» Written instruction
Look through the records that follow. Copy every line containing the word "Equity".
↓
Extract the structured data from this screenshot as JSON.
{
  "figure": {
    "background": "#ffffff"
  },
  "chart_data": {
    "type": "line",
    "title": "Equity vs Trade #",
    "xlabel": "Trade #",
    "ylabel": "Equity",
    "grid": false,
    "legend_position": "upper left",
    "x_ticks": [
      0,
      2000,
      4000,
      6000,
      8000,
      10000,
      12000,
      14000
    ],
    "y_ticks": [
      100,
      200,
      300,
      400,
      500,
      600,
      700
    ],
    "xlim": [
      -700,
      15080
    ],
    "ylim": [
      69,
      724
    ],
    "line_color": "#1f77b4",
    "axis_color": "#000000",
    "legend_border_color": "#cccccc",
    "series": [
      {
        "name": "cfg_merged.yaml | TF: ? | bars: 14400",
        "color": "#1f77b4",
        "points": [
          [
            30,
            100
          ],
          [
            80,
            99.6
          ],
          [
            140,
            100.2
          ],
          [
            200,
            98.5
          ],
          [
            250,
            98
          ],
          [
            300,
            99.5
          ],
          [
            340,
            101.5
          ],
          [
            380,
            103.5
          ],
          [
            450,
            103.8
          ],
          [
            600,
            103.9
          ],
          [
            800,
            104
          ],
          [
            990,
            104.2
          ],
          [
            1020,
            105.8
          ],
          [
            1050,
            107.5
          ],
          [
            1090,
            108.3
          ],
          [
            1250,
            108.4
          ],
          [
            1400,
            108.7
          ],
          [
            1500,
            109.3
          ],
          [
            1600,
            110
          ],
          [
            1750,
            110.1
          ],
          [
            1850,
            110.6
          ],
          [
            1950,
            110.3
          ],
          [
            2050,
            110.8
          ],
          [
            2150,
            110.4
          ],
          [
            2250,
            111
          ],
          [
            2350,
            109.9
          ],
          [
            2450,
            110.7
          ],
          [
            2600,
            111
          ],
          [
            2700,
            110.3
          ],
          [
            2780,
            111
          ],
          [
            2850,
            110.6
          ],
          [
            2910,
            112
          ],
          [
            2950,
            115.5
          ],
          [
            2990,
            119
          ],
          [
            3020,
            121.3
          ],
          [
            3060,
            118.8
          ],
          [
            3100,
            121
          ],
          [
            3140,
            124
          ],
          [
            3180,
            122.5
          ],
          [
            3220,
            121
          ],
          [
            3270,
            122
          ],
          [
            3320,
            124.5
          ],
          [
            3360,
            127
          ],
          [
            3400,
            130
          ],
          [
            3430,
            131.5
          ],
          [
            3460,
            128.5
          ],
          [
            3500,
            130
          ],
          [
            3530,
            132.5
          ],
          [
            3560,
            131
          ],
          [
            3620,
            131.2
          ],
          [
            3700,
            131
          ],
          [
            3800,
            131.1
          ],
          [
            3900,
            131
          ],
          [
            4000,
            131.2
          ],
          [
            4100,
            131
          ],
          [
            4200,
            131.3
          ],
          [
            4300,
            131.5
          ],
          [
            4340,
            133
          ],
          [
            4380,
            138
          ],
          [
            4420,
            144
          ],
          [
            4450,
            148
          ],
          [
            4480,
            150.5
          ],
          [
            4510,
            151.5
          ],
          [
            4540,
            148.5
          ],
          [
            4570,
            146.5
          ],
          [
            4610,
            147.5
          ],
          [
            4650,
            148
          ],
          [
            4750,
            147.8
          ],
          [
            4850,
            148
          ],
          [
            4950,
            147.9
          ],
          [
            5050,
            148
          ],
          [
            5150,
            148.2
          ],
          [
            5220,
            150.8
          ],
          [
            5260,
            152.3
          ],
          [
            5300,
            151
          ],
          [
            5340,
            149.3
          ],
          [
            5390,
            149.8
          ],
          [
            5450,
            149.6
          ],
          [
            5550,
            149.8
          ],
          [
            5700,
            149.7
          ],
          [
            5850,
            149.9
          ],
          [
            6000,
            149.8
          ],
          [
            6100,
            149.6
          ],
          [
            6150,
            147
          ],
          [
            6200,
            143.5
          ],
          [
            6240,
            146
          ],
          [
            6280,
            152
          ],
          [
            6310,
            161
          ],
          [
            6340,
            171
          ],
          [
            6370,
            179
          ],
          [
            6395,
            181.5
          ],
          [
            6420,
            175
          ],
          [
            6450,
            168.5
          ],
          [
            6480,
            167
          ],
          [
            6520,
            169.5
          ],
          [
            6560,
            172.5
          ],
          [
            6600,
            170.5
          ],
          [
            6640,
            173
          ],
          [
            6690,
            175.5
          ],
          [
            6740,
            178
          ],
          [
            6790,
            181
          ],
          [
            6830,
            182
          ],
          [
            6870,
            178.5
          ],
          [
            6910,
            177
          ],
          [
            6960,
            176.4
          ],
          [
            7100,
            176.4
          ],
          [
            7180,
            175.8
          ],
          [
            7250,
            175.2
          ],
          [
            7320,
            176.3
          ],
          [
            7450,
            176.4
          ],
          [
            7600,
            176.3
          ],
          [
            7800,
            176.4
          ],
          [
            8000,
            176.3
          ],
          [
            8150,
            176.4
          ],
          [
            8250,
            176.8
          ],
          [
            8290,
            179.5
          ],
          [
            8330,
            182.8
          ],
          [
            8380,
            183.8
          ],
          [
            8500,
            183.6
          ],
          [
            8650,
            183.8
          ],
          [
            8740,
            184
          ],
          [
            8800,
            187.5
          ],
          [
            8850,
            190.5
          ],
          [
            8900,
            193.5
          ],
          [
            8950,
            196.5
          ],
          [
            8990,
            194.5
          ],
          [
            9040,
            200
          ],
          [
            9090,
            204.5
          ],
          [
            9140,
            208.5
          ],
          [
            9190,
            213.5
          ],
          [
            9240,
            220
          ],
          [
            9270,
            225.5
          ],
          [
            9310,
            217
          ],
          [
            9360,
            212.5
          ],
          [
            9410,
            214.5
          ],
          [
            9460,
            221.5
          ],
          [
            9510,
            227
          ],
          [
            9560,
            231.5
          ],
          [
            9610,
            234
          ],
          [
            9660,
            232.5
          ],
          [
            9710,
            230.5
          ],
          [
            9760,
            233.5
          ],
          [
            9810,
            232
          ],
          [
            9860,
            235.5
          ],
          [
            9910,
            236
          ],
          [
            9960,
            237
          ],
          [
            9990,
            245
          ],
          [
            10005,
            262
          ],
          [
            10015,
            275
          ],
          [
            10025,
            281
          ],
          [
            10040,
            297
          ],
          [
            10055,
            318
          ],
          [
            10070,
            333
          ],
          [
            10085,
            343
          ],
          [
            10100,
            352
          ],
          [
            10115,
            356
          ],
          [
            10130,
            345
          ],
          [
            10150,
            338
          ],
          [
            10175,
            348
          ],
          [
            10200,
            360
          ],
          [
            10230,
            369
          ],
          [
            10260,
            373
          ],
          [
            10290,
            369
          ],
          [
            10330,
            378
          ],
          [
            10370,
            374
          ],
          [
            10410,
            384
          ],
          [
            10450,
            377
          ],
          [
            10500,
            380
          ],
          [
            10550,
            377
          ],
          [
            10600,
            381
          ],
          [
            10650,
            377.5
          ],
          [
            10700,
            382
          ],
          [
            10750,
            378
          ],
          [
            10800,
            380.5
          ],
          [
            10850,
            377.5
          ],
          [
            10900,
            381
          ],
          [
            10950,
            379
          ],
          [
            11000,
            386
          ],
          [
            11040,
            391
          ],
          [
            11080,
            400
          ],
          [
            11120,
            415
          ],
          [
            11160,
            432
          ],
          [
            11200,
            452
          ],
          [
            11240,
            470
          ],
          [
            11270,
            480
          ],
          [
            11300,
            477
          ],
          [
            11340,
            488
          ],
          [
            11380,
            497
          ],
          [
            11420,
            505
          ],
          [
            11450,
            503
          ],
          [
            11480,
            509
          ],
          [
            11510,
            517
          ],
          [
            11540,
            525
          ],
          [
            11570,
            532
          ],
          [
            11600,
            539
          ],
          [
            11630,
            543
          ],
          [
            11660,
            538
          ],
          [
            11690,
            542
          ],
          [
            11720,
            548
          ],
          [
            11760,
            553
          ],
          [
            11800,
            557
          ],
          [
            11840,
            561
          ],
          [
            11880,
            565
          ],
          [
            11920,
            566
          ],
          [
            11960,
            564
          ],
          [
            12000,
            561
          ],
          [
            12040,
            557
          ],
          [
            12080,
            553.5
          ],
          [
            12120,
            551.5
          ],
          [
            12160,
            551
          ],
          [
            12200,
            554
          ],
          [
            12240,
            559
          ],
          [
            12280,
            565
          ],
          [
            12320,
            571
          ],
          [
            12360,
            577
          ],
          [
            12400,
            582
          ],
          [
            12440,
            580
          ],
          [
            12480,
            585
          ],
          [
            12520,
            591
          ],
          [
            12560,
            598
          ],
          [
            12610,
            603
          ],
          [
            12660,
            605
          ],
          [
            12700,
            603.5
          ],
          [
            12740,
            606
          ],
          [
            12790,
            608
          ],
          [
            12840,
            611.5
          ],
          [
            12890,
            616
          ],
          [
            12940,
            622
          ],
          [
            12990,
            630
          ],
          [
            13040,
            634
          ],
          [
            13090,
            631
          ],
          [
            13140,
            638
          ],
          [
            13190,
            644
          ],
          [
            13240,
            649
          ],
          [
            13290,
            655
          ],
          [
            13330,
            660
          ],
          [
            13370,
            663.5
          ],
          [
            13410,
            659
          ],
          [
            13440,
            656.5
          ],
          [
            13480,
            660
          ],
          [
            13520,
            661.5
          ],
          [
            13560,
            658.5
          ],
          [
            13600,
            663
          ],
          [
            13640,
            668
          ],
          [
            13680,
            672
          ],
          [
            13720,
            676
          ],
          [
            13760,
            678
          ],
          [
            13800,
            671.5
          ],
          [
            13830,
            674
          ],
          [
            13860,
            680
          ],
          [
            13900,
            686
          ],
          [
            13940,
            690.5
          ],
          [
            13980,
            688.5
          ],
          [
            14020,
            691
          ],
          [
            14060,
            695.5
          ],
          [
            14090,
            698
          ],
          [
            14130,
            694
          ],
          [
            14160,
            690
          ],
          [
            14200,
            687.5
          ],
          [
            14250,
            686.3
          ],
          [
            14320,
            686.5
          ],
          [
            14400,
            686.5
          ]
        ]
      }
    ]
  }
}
↑
» Exercise output
    "title": "Equity vs Trade #",
    "ylabel": "Equity",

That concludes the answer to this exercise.